Reproduce every entry below precisely; do not include the pictures.
====== Information shown ======
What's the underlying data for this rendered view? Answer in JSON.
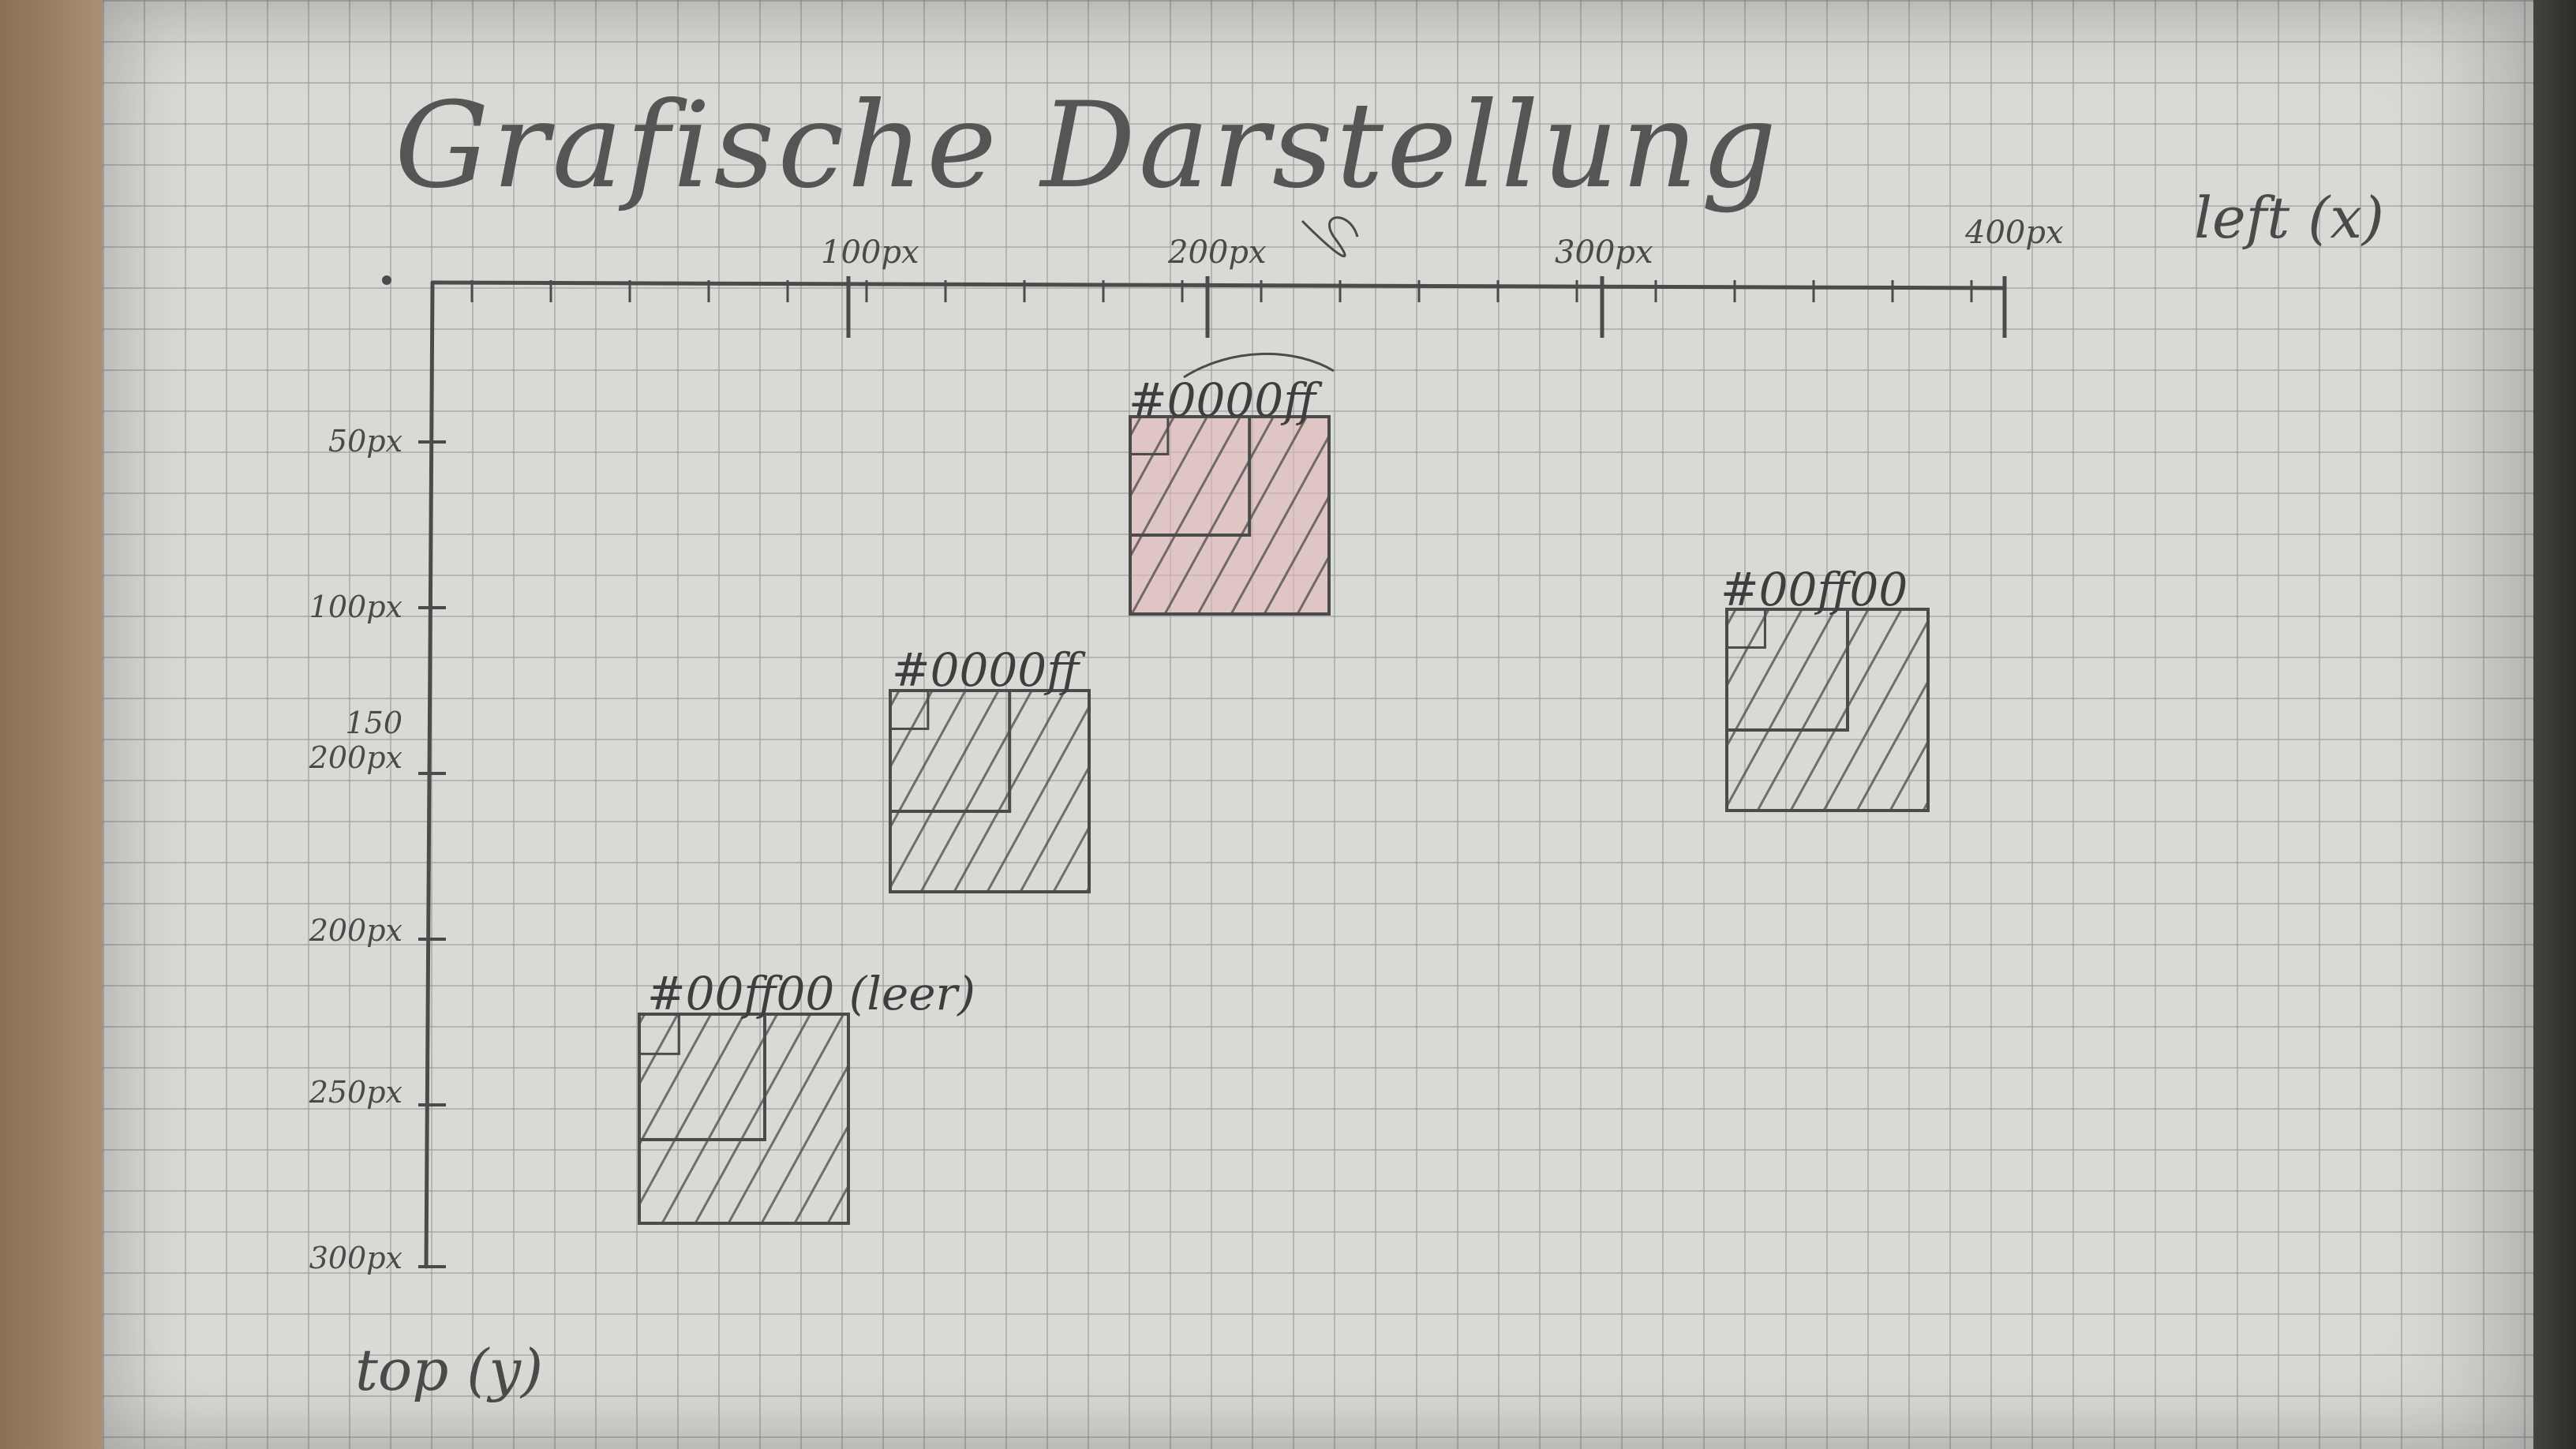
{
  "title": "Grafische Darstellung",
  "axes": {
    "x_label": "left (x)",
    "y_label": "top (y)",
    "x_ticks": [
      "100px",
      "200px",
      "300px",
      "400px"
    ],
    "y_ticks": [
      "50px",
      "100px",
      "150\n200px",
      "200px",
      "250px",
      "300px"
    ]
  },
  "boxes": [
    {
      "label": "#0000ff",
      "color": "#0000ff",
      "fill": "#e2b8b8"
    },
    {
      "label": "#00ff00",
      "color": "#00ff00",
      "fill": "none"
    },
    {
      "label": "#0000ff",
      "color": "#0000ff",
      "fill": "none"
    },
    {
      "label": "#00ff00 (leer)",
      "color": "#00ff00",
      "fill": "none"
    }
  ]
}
======
(Answer to the exercise):
What's the underlying data for this rendered view? Answer in JSON.
{
  "title": "Grafische Darstellung",
  "axes": {
    "x_label": "left (x)",
    "y_label": "top (y)",
    "x_ticks": [
      "100px",
      "200px",
      "300px",
      "400px"
    ],
    "y_ticks": [
      "50px",
      "100px",
      "150\n200px",
      "200px",
      "250px",
      "300px"
    ]
  },
  "boxes": [
    {
      "label": "#0000ff",
      "color": "#0000ff",
      "fill": "#e2b8b8"
    },
    {
      "label": "#00ff00",
      "color": "#00ff00",
      "fill": "none"
    },
    {
      "label": "#0000ff",
      "color": "#0000ff",
      "fill": "none"
    },
    {
      "label": "#00ff00 (leer)",
      "color": "#00ff00",
      "fill": "none"
    }
  ]
}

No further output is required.